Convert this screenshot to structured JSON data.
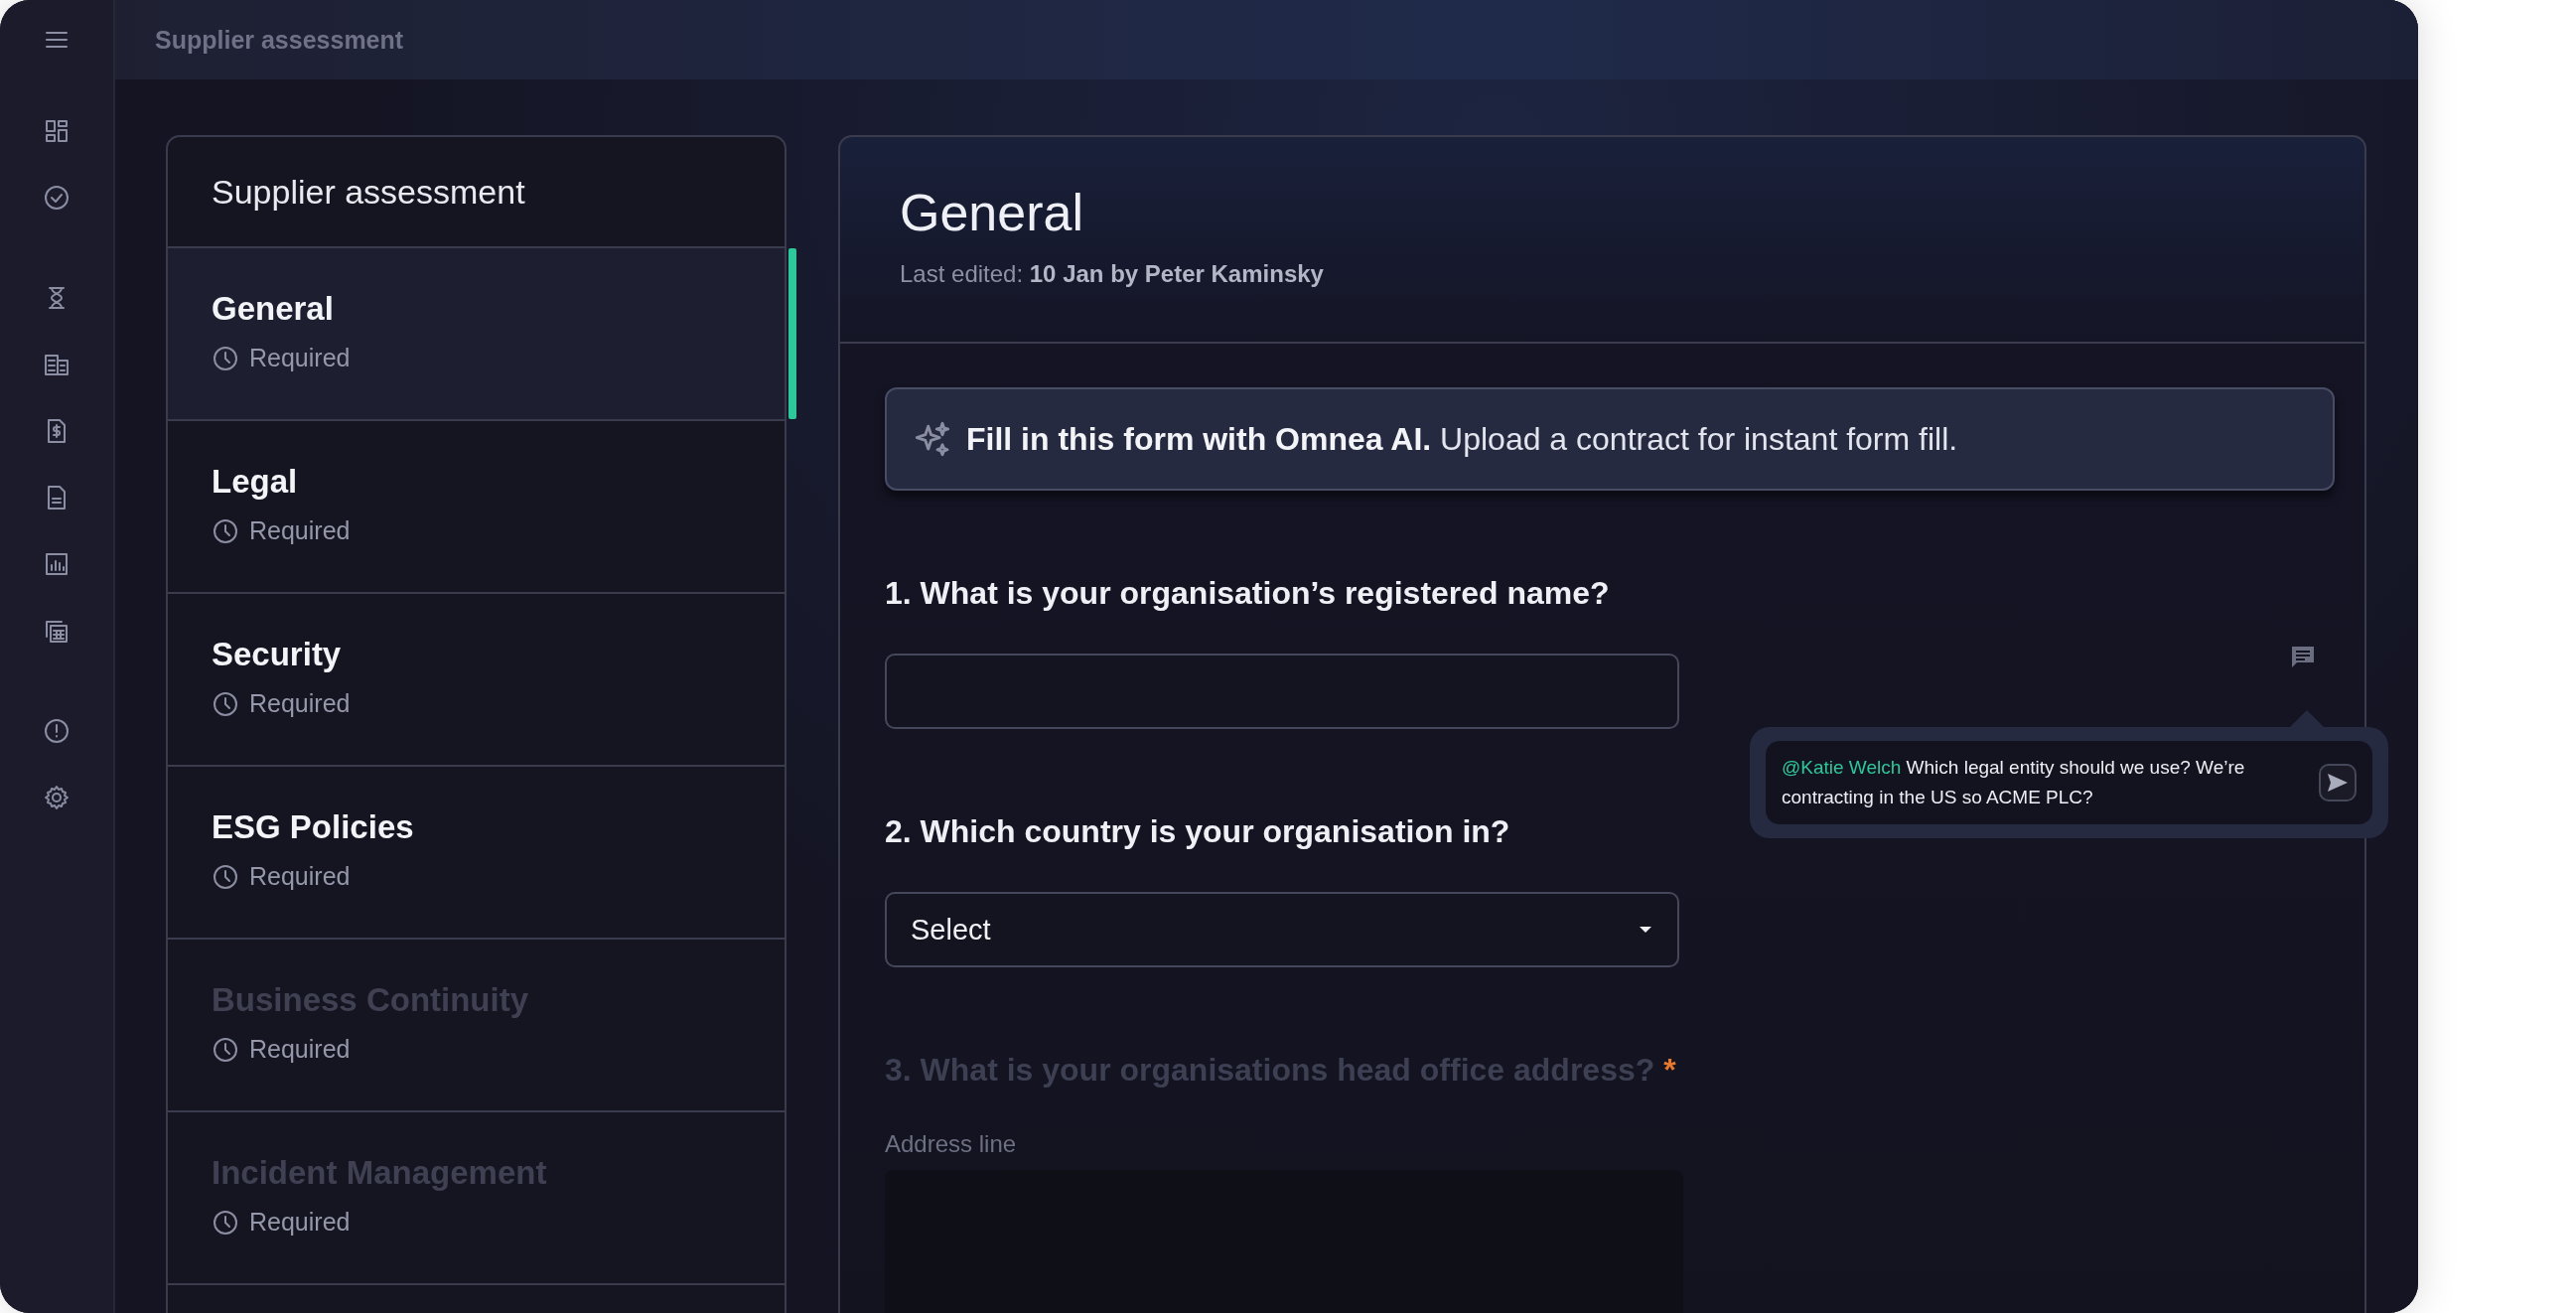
{
  "header": {
    "title": "Supplier assessment"
  },
  "sections": {
    "title": "Supplier assessment",
    "items": [
      {
        "title": "General",
        "status": "Required",
        "selected": true,
        "disabled": false
      },
      {
        "title": "Legal",
        "status": "Required",
        "selected": false,
        "disabled": false
      },
      {
        "title": "Security",
        "status": "Required",
        "selected": false,
        "disabled": false
      },
      {
        "title": "ESG Policies",
        "status": "Required",
        "selected": false,
        "disabled": false
      },
      {
        "title": "Business Continuity",
        "status": "Required",
        "selected": false,
        "disabled": true
      },
      {
        "title": "Incident Management",
        "status": "Required",
        "selected": false,
        "disabled": true
      }
    ]
  },
  "form": {
    "title": "General",
    "edited": "Last edited: **10 Jan by Peter Kaminsky**",
    "ai_banner": "**Fill in this form with Omnea AI.** Upload a contract for instant form fill.",
    "questions": [
      {
        "kind": "text",
        "label": "1. What is your organisation’s registered name?",
        "disabled": false
      },
      {
        "kind": "select",
        "label": "2. Which country is your organisation in?",
        "placeholder": "Select",
        "disabled": false
      },
      {
        "kind": "address",
        "label": "3. What is your organisations head office address?",
        "asterisk": "*",
        "field_label": "Address line",
        "disabled": true
      }
    ]
  },
  "comment": {
    "mention": "@Katie Welch",
    "text": "Which legal entity should we use? We’re contracting in the US so ACME PLC?"
  }
}
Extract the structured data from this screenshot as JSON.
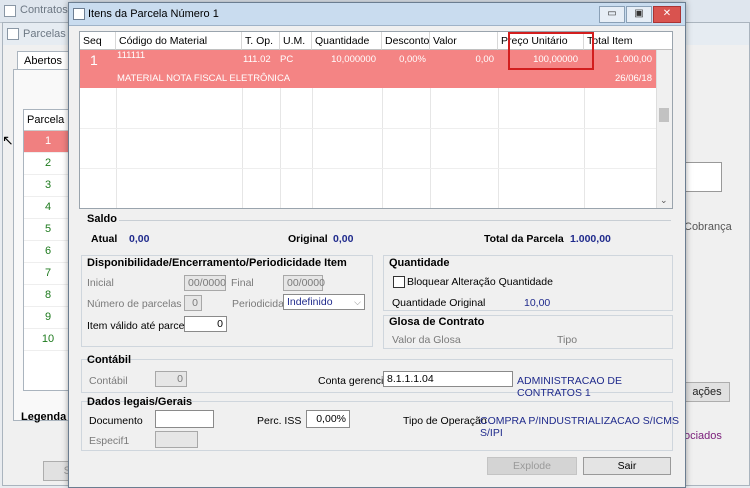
{
  "background": {
    "window_title": "Contratos",
    "inner_title": "Parcelas d",
    "tab_abertos": "Abertos",
    "parcela_header": "Parcela",
    "parcela_rows": [
      "1",
      "2",
      "3",
      "4",
      "5",
      "6",
      "7",
      "8",
      "9",
      "10"
    ],
    "legend_label": "Legenda",
    "right_cobranca": "Cobrança",
    "right_btn": "ações",
    "right_link": "ociados",
    "bottom_btn": "SLA"
  },
  "dialog": {
    "title": "Itens da Parcela Número 1",
    "window_buttons": [
      "▭",
      "▣",
      "✕"
    ]
  },
  "grid": {
    "columns": [
      "Seq",
      "Código do Material",
      "T. Op.",
      "U.M.",
      "Quantidade",
      "Desconto",
      "Valor Desconto",
      "Preço Unitário",
      "Total Item"
    ],
    "row": {
      "seq": "1",
      "codigo": "111111",
      "top": "111.02",
      "um": "PC",
      "quantidade": "10,000000",
      "desconto": "0,00%",
      "valor_desconto": "0,00",
      "preco_unitario": "100,00000",
      "total_item": "1.000,00",
      "descricao": "MATERIAL NOTA FISCAL ELETRÔNICA",
      "data": "26/06/18"
    }
  },
  "saldo": {
    "title": "Saldo",
    "atual_label": "Atual",
    "atual_value": "0,00",
    "original_label": "Original",
    "original_value": "0,00",
    "total_label": "Total da Parcela",
    "total_value": "1.000,00"
  },
  "disponibilidade": {
    "title": "Disponibilidade/Encerramento/Periodicidade Item",
    "inicial_label": "Inicial",
    "inicial_value": "00/0000",
    "final_label": "Final",
    "final_value": "00/0000",
    "num_parcelas_label": "Número de parcelas",
    "num_parcelas_value": "0",
    "periodicidade_label": "Periodicidade",
    "periodicidade_value": "Indefinido",
    "item_valido_label": "Item válido até parcela",
    "item_valido_value": "0"
  },
  "quantidade": {
    "title": "Quantidade",
    "bloquear_label": "Bloquear Alteração Quantidade",
    "original_label": "Quantidade Original",
    "original_value": "10,00"
  },
  "glosa": {
    "title": "Glosa de Contrato",
    "valor_label": "Valor da Glosa",
    "tipo_label": "Tipo"
  },
  "contabil": {
    "title": "Contábil",
    "contabil_label": "Contábil",
    "contabil_value": "0",
    "conta_label": "Conta gerencial",
    "conta_value": "8.1.1.1.04",
    "conta_desc": "ADMINISTRACAO DE CONTRATOS 1"
  },
  "dados_legais": {
    "title": "Dados legais/Gerais",
    "documento_label": "Documento",
    "documento_value": "",
    "perc_iss_label": "Perc. ISS",
    "perc_iss_value": "0,00%",
    "tipo_op_label": "Tipo de Operação",
    "tipo_op_value": "COMPRA P/INDUSTRIALIZACAO S/ICMS S/IPI",
    "especif_label": "Especif1",
    "especif_value": ""
  },
  "buttons": {
    "explode": "Explode",
    "sair": "Sair"
  }
}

* GIVEN PROBLEM
Pick out every line above that holds the word "your" and copy it.

* PROBLEM SOLUTION
        "label": "1. What is your organisation’s registered name?",
        "label": "2. Which country is your organisation in?",
        "label": "3. What is your organisations head office address?",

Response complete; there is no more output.